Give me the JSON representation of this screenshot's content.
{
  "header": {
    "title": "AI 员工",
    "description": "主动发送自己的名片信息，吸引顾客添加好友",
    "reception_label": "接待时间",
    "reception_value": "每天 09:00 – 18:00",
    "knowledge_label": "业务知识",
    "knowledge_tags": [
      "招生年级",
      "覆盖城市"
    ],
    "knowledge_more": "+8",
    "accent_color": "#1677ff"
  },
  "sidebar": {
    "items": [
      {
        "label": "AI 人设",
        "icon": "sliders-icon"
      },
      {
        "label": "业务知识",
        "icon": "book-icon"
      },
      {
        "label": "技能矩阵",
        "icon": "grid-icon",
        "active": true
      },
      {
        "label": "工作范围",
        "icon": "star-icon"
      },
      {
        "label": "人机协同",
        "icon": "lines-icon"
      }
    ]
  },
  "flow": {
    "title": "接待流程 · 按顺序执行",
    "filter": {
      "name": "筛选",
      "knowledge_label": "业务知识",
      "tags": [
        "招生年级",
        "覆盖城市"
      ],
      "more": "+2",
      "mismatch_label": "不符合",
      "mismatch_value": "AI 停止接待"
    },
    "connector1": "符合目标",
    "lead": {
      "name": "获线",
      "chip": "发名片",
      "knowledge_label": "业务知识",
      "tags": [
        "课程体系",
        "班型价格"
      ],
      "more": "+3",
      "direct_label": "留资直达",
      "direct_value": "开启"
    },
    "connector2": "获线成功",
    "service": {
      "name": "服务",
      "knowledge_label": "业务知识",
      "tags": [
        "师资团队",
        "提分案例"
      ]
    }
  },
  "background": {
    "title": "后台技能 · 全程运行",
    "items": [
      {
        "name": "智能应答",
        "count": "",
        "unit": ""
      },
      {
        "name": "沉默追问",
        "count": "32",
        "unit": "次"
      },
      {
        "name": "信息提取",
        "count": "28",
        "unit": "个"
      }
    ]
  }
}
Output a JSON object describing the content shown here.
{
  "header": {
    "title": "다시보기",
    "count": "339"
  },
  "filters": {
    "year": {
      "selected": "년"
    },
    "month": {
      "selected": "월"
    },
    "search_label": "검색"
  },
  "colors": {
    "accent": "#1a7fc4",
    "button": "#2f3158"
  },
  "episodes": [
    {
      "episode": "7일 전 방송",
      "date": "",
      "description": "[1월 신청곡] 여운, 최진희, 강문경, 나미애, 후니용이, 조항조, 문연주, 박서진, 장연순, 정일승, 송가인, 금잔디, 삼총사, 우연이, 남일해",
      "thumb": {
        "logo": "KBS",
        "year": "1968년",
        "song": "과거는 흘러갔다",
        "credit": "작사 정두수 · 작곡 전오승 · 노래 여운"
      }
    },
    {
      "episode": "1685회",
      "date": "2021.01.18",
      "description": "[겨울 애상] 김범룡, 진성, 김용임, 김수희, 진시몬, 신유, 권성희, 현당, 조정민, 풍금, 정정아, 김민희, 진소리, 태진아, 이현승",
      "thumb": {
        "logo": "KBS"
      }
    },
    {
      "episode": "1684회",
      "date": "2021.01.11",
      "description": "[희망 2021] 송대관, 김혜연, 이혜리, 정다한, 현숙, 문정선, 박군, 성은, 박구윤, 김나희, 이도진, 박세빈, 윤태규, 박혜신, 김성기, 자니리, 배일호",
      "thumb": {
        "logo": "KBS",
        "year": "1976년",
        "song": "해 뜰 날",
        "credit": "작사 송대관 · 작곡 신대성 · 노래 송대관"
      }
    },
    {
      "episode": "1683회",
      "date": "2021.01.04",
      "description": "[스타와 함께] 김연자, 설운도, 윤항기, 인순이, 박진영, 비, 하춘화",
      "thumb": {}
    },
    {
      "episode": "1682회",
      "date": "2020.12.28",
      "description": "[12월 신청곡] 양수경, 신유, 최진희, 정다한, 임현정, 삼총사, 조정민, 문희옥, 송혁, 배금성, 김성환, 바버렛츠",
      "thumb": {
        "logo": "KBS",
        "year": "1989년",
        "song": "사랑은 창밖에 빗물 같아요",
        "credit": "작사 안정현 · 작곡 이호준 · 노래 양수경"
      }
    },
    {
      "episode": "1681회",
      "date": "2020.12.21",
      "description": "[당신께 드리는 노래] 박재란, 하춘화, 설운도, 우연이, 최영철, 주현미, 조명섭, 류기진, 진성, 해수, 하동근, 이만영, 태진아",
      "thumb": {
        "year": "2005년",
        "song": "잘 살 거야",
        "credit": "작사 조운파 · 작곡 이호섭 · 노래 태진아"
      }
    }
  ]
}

+ + + +

#### Exercise aim
Copy out each line in the listing that has the word "JSON".

#### Output of the task
Give me the JSON representation of this screenshot's content.
Output a JSON object describing the content shown here.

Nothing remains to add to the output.